▶ _Exercise objective_: Copy out, from the entries below, each line holding the string "description".

▶ _Data section_:
▶

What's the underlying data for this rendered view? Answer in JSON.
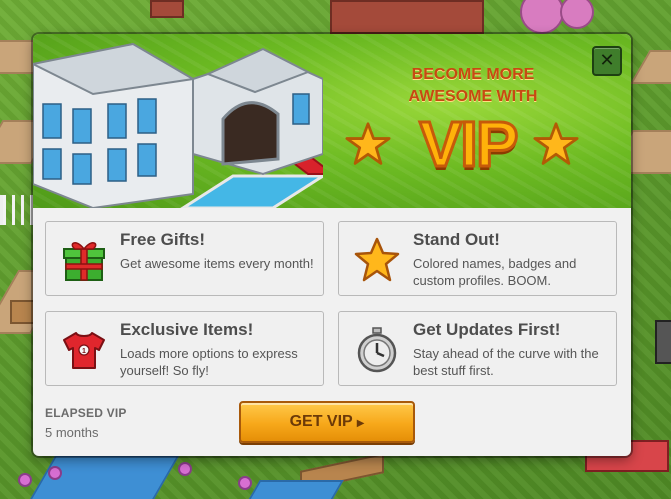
{
  "colors": {
    "accent": "#f7a81a",
    "banner_green": "#6cba22",
    "title_orange": "#c64a12",
    "close_green": "#3f7d2b"
  },
  "dialog": {
    "headline": "BECOME MORE AWESOME WITH",
    "logo": "VIP",
    "close_icon": "close-icon",
    "features": [
      {
        "icon": "gift-icon",
        "title": "Free Gifts!",
        "description": "Get awesome items every month!"
      },
      {
        "icon": "star-icon",
        "title": "Stand Out!",
        "description": "Colored names, badges and custom profiles. BOOM."
      },
      {
        "icon": "tshirt-icon",
        "title": "Exclusive Items!",
        "description": "Loads more options to express yourself! So fly!"
      },
      {
        "icon": "stopwatch-icon",
        "title": "Get Updates First!",
        "description": "Stay ahead of the curve with the best stuff first."
      }
    ],
    "elapsed_label": "ELAPSED VIP",
    "elapsed_value": "5 months",
    "cta_label": "GET VIP",
    "cta_icon": "play-arrow-icon"
  }
}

◀

▶ _Correct output_:
        "description": "Get awesome items every month!"
        "description": "Colored names, badges and custom profiles. BOOM."
        "description": "Loads more options to express yourself! So fly!"
        "description": "Stay ahead of the curve with the best stuff first."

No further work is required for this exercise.